Would you return the data exactly as given, except for its pictures?

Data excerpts
——
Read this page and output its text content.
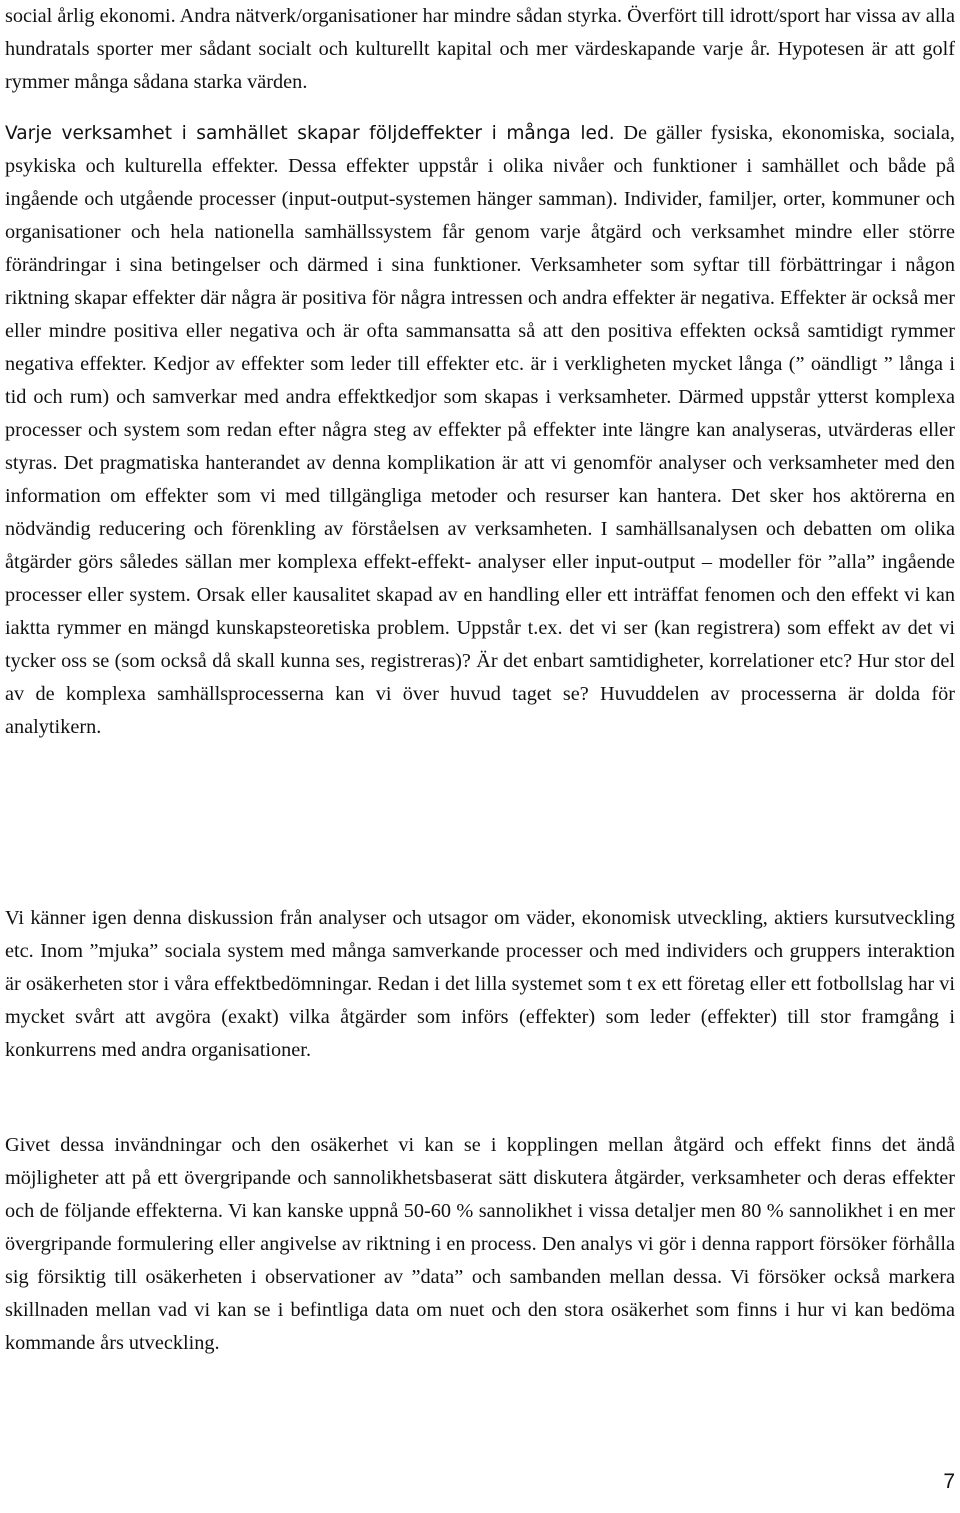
social årlig ekonomi. Andra nätverk/organisationer har mindre sådan styrka. Överfört till idrott/sport har vissa av alla hundratals sporter mer sådant socialt och kulturellt kapital och mer värdeskapande varje år. Hypotesen är att golf rymmer många sådana starka värden.

Varje verksamhet i samhället skapar följdeffekter i många led. De gäller fysiska, ekonomiska, sociala, psykiska och kulturella effekter. Dessa effekter uppstår i olika nivåer och funktioner i samhället och både på ingående och utgående processer (input-output-systemen hänger samman). Individer, familjer, orter, kommuner och organisationer och hela nationella samhällssystem får genom varje åtgärd och verksamhet mindre eller större förändringar i sina betingelser och därmed i sina funktioner. Verksamheter som syftar till förbättringar i någon riktning skapar effekter där några är positiva för några intressen och andra effekter är negativa. Effekter är också mer eller mindre positiva eller negativa och är ofta sammansatta så att den positiva effekten också samtidigt rymmer negativa effekter. Kedjor av effekter som leder till effekter etc. är i verkligheten mycket långa (” oändligt ” långa i tid och rum) och samverkar med andra effektkedjor som skapas i verksamheter. Därmed uppstår ytterst komplexa processer och system som redan efter några steg av effekter på effekter inte längre kan analyseras, utvärderas eller styras. Det pragmatiska hanterandet av denna komplikation är att vi genomför analyser och verksamheter med den information om effekter som vi med tillgängliga metoder och resurser kan hantera. Det sker hos aktörerna en nödvändig reducering och förenkling av förståelsen av verksamheten. I samhällsanalysen och debatten om olika åtgärder görs således sällan mer komplexa effekt-effekt- analyser eller input-output – modeller för ”alla” ingående processer eller system. Orsak eller kausalitet skapad av en handling eller ett inträffat fenomen och den effekt vi kan iaktta rymmer en mängd kunskapsteoretiska problem. Uppstår t.ex. det vi ser (kan registrera) som effekt av det vi tycker oss se (som också då skall kunna ses, registreras)? Är det enbart samtidigheter, korrelationer etc? Hur stor del av de komplexa samhällsprocesserna kan vi över huvud taget se? Huvuddelen av processerna är dolda för analytikern.

Vi känner igen denna diskussion från analyser och utsagor om väder, ekonomisk utveckling, aktiers kursutveckling etc. Inom ”mjuka” sociala system med många samverkande processer och med individers och gruppers interaktion är osäkerheten stor i våra effektbedömningar. Redan i det lilla systemet som t ex ett företag eller ett fotbollslag har vi mycket svårt att avgöra (exakt) vilka åtgärder som införs (effekter) som leder (effekter) till stor framgång i konkurrens med andra organisationer.

Givet dessa invändningar och den osäkerhet vi kan se i kopplingen mellan åtgärd och effekt finns det ändå möjligheter att på ett övergripande och sannolikhetsbaserat sätt diskutera åtgärder, verksamheter och deras effekter och de följande effekterna. Vi kan kanske uppnå 50-60 % sannolikhet i vissa detaljer men 80 % sannolikhet i en mer övergripande formulering eller angivelse av riktning i en process. Den analys vi gör i denna rapport försöker förhålla sig försiktig till osäkerheten i observationer av ”data” och sambanden mellan dessa. Vi försöker också markera skillnaden mellan vad vi kan se i befintliga data om nuet och den stora osäkerhet som finns i hur vi kan bedöma kommande års utveckling.

7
——
- [RESULT]:
Read this page and output its text content.
social årlig ekonomi. Andra nätverk/organisationer har mindre sådan styrka. Överfört till idrott/sport har vissa av alla hundratals sporter mer sådant socialt och kulturellt kapital och mer värdeskapande varje år. Hypotesen är att golf rymmer många sådana starka värden.

Varje verksamhet i samhället skapar följdeffekter i många led. De gäller fysiska, ekonomiska, sociala, psykiska och kulturella effekter. Dessa effekter uppstår i olika nivåer och funktioner i samhället och både på ingående och utgående processer (input-output-systemen hänger samman). Individer, familjer, orter, kommuner och organisationer och hela nationella samhällssystem får genom varje åtgärd och verksamhet mindre eller större förändringar i sina betingelser och därmed i sina funktioner. Verksamheter som syftar till förbättringar i någon riktning skapar effekter där några är positiva för några intressen och andra effekter är negativa. Effekter är också mer eller mindre positiva eller negativa och är ofta sammansatta så att den positiva effekten också samtidigt rymmer negativa effekter. Kedjor av effekter som leder till effekter etc. är i verkligheten mycket långa (” oändligt ” långa i tid och rum) och samverkar med andra effektkedjor som skapas i verksamheter. Därmed uppstår ytterst komplexa processer och system som redan efter några steg av effekter på effekter inte längre kan analyseras, utvärderas eller styras. Det pragmatiska hanterandet av denna komplikation är att vi genomför analyser och verksamheter med den information om effekter som vi med tillgängliga metoder och resurser kan hantera. Det sker hos aktörerna en nödvändig reducering och förenkling av förståelsen av verksamheten. I samhällsanalysen och debatten om olika åtgärder görs således sällan mer komplexa effekt-effekt- analyser eller input-output – modeller för ”alla” ingående processer eller system. Orsak eller kausalitet skapad av en handling eller ett inträffat fenomen och den effekt vi kan iaktta rymmer en mängd kunskapsteoretiska problem. Uppstår t.ex. det vi ser (kan registrera) som effekt av det vi tycker oss se (som också då skall kunna ses, registreras)? Är det enbart samtidigheter, korrelationer etc? Hur stor del av de komplexa samhällsprocesserna kan vi över huvud taget se? Huvuddelen av processerna är dolda för analytikern.

Vi känner igen denna diskussion från analyser och utsagor om väder, ekonomisk utveckling, aktiers kursutveckling etc. Inom ”mjuka” sociala system med många samverkande processer och med individers och gruppers interaktion är osäkerheten stor i våra effektbedömningar. Redan i det lilla systemet som t ex ett företag eller ett fotbollslag har vi mycket svårt att avgöra (exakt) vilka åtgärder som införs (effekter) som leder (effekter) till stor framgång i konkurrens med andra organisationer.

Givet dessa invändningar och den osäkerhet vi kan se i kopplingen mellan åtgärd och effekt finns det ändå möjligheter att på ett övergripande och sannolikhetsbaserat sätt diskutera åtgärder, verksamheter och deras effekter och de följande effekterna. Vi kan kanske uppnå 50-60 % sannolikhet i vissa detaljer men 80 % sannolikhet i en mer övergripande formulering eller angivelse av riktning i en process. Den analys vi gör i denna rapport försöker förhålla sig försiktig till osäkerheten i observationer av ”data” och sambanden mellan dessa. Vi försöker också markera skillnaden mellan vad vi kan se i befintliga data om nuet och den stora osäkerhet som finns i hur vi kan bedöma kommande års utveckling.

7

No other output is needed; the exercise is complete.